### Exercise:
Transcribe the records below exactly as they appear, omitting any pictures.

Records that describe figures
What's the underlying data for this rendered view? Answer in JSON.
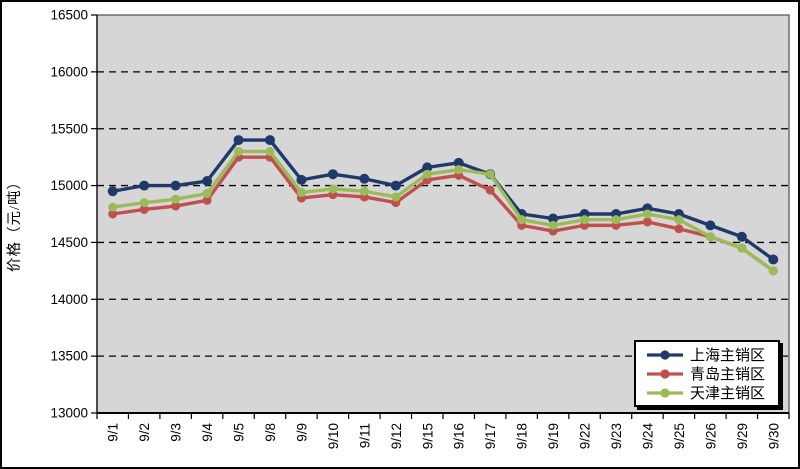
{
  "figure": {
    "background": "#FFFFFF",
    "border_color": "#000000",
    "plot_background": "#D6D6D6",
    "gridline_color": "#000000"
  },
  "chart_data": {
    "type": "line",
    "title": "",
    "ylabel": "价格（元/吨）",
    "xlabel": "",
    "ylim": [
      13000,
      16500
    ],
    "ytick_step": 500,
    "grid": "horizontal-dashed",
    "legend_position": "bottom-right",
    "categories": [
      "9/1",
      "9/2",
      "9/3",
      "9/4",
      "9/5",
      "9/8",
      "9/9",
      "9/10",
      "9/11",
      "9/12",
      "9/15",
      "9/16",
      "9/17",
      "9/18",
      "9/19",
      "9/22",
      "9/23",
      "9/24",
      "9/25",
      "9/26",
      "9/29",
      "9/30"
    ],
    "series": [
      {
        "name": "上海主销区",
        "color": "#1F3A6A",
        "values": [
          14950,
          15000,
          15000,
          15040,
          15400,
          15400,
          15050,
          15100,
          15060,
          15000,
          15160,
          15200,
          15100,
          14750,
          14710,
          14750,
          14750,
          14800,
          14750,
          14650,
          14550,
          14350
        ]
      },
      {
        "name": "青岛主销区",
        "color": "#C0504D",
        "values": [
          14750,
          14790,
          14820,
          14870,
          15250,
          15250,
          14890,
          14920,
          14900,
          14850,
          15050,
          15090,
          14960,
          14650,
          14600,
          14650,
          14650,
          14680,
          14620,
          14550,
          14450,
          14250
        ]
      },
      {
        "name": "天津主销区",
        "color": "#9BBB59",
        "values": [
          14810,
          14850,
          14880,
          14930,
          15300,
          15300,
          14940,
          14970,
          14950,
          14900,
          15100,
          15140,
          15100,
          14700,
          14650,
          14700,
          14700,
          14750,
          14700,
          14550,
          14450,
          14250
        ]
      }
    ]
  }
}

### In response:
What's the underlying data for this rendered view? Answer in JSON.
{
  "figure": {
    "background": "#FFFFFF",
    "border_color": "#000000",
    "plot_background": "#D6D6D6",
    "gridline_color": "#000000"
  },
  "chart_data": {
    "type": "line",
    "title": "",
    "ylabel": "价格（元/吨）",
    "xlabel": "",
    "ylim": [
      13000,
      16500
    ],
    "ytick_step": 500,
    "grid": "horizontal-dashed",
    "legend_position": "bottom-right",
    "categories": [
      "9/1",
      "9/2",
      "9/3",
      "9/4",
      "9/5",
      "9/8",
      "9/9",
      "9/10",
      "9/11",
      "9/12",
      "9/15",
      "9/16",
      "9/17",
      "9/18",
      "9/19",
      "9/22",
      "9/23",
      "9/24",
      "9/25",
      "9/26",
      "9/29",
      "9/30"
    ],
    "series": [
      {
        "name": "上海主销区",
        "color": "#1F3A6A",
        "values": [
          14950,
          15000,
          15000,
          15040,
          15400,
          15400,
          15050,
          15100,
          15060,
          15000,
          15160,
          15200,
          15100,
          14750,
          14710,
          14750,
          14750,
          14800,
          14750,
          14650,
          14550,
          14350
        ]
      },
      {
        "name": "青岛主销区",
        "color": "#C0504D",
        "values": [
          14750,
          14790,
          14820,
          14870,
          15250,
          15250,
          14890,
          14920,
          14900,
          14850,
          15050,
          15090,
          14960,
          14650,
          14600,
          14650,
          14650,
          14680,
          14620,
          14550,
          14450,
          14250
        ]
      },
      {
        "name": "天津主销区",
        "color": "#9BBB59",
        "values": [
          14810,
          14850,
          14880,
          14930,
          15300,
          15300,
          14940,
          14970,
          14950,
          14900,
          15100,
          15140,
          15100,
          14700,
          14650,
          14700,
          14700,
          14750,
          14700,
          14550,
          14450,
          14250
        ]
      }
    ]
  }
}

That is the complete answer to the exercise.